Entries with figure data
++++

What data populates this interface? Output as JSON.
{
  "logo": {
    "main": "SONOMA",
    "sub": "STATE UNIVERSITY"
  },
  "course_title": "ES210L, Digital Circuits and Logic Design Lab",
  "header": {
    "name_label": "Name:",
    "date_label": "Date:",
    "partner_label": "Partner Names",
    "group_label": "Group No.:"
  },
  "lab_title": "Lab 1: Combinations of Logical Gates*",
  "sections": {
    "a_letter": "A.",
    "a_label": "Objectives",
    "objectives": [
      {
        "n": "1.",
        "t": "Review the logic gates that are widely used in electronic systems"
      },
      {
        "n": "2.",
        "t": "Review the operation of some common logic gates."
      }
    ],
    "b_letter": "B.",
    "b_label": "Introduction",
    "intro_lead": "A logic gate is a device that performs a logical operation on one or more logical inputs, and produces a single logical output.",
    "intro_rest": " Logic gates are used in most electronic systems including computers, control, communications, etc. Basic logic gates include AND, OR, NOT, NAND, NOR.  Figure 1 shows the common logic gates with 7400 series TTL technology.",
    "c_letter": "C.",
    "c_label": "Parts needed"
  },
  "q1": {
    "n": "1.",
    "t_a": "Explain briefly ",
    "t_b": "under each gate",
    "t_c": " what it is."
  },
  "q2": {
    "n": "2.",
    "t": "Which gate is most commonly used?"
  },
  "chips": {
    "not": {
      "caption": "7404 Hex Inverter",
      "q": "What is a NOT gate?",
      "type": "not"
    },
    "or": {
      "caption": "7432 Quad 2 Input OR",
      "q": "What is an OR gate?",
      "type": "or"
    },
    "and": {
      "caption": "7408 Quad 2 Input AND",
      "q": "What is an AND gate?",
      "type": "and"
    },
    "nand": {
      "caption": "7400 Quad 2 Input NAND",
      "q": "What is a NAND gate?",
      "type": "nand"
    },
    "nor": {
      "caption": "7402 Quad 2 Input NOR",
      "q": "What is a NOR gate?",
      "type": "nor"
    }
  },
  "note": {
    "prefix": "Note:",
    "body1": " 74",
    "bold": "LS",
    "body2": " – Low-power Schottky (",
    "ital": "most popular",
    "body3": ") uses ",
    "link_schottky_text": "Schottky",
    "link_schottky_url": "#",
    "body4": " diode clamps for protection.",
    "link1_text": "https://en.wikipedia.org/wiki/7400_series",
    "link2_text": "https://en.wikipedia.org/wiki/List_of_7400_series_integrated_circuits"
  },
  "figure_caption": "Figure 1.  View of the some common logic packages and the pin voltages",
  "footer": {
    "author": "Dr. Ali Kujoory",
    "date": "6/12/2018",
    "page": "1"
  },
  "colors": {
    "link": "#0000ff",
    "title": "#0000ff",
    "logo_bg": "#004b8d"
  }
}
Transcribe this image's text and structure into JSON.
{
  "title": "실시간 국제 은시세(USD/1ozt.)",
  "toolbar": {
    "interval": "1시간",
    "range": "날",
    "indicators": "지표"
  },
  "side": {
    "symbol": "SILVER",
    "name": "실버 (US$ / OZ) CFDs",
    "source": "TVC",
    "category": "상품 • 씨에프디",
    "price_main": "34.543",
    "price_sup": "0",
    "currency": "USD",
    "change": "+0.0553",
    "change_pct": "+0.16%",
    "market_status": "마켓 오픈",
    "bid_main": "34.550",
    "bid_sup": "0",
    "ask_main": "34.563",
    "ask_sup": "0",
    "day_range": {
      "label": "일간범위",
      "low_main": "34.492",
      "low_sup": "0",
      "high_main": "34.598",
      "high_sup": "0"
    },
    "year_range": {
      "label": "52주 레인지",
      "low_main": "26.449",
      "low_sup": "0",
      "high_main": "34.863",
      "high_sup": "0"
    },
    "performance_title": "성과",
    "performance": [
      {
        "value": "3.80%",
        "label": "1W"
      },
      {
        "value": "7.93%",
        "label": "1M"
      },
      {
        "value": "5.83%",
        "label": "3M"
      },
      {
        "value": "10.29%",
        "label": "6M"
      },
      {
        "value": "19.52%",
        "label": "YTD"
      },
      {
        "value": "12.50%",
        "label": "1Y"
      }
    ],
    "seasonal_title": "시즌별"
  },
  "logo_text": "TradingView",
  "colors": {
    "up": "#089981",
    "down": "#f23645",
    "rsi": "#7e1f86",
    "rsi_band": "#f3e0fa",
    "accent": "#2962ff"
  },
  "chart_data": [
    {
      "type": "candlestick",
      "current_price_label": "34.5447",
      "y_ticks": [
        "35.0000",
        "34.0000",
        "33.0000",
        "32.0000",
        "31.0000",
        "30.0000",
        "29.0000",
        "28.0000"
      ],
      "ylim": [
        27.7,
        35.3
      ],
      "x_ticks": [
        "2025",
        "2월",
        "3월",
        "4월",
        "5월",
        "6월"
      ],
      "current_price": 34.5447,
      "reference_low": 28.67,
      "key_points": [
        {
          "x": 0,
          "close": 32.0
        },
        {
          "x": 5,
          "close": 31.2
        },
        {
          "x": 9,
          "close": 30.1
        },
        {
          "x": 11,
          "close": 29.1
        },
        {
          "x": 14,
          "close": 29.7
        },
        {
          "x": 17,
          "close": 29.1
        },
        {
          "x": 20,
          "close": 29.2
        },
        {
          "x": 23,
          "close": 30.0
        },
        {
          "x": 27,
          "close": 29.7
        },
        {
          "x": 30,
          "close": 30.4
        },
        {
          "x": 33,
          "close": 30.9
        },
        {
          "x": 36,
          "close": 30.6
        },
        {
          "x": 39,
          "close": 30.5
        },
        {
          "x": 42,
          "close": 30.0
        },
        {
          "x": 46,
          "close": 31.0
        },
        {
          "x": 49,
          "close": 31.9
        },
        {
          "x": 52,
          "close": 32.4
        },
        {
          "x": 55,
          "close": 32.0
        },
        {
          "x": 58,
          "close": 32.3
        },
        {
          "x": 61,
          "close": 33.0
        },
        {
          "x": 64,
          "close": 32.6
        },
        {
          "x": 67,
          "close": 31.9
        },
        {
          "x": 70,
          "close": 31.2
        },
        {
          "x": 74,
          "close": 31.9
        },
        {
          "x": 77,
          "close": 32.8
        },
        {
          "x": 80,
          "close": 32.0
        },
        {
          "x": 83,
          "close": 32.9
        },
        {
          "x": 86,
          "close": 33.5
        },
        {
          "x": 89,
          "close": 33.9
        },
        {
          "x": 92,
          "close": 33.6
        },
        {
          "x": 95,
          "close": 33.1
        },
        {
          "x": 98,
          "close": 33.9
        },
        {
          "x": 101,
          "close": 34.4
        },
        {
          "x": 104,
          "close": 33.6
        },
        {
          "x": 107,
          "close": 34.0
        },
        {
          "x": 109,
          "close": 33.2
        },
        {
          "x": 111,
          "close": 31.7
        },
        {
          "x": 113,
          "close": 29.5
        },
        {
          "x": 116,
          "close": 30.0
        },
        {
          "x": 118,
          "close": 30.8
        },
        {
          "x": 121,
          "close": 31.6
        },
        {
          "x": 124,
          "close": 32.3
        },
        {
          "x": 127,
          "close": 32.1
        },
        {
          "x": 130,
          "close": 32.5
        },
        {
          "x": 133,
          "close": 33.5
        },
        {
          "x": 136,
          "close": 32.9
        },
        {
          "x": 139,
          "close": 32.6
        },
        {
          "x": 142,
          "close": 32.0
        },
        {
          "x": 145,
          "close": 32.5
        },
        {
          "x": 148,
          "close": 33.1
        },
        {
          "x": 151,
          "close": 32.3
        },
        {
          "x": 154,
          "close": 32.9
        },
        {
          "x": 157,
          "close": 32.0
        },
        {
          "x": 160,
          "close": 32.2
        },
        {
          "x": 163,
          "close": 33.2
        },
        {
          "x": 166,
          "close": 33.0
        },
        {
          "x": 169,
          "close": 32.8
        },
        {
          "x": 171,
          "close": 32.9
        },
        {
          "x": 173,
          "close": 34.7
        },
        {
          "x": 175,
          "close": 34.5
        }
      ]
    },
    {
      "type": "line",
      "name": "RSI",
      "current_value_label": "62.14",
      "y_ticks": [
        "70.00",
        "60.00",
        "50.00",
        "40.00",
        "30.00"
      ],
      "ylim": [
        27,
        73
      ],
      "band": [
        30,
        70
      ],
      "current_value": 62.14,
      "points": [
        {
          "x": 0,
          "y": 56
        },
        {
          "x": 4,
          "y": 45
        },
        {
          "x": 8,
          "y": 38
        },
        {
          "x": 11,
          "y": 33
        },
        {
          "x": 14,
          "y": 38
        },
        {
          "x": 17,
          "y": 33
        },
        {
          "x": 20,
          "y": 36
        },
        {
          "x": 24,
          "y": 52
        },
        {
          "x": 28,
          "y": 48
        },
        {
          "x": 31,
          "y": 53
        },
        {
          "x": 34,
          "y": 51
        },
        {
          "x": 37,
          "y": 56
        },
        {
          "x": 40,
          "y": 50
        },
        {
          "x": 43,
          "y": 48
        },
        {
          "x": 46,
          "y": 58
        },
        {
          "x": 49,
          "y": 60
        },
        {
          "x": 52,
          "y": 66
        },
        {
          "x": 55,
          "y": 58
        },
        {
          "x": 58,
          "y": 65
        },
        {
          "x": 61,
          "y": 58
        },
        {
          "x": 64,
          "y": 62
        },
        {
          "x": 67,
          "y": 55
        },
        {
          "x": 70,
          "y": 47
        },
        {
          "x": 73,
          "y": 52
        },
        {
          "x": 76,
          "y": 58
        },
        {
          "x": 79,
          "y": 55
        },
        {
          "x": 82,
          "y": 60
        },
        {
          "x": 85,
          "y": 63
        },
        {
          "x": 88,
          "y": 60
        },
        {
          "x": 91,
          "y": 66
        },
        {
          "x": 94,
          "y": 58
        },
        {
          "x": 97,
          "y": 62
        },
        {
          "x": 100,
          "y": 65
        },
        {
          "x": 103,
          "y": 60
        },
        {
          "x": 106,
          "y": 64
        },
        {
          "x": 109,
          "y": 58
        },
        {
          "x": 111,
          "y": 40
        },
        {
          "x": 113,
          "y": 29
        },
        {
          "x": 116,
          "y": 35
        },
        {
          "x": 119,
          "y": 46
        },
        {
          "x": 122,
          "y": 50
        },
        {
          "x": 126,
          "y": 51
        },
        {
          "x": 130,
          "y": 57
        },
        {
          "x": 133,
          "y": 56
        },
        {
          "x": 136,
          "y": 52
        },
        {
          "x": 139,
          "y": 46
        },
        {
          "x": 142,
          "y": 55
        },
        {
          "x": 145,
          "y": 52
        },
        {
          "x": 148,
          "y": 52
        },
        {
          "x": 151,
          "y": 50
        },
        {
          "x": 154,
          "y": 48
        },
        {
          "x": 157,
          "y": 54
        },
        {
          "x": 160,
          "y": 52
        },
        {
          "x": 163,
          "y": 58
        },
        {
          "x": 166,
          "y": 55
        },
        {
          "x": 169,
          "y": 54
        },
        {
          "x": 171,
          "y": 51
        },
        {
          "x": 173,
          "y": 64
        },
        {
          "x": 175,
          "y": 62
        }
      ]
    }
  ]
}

++++

**TO BE DONE:**
Copy every line that contains the string "wikipedia".

**EXERCISE RESULT:**
    "link1_text": "https://en.wikipedia.org/wiki/7400_series",
    "link2_text": "https://en.wikipedia.org/wiki/List_of_7400_series_integrated_circuits"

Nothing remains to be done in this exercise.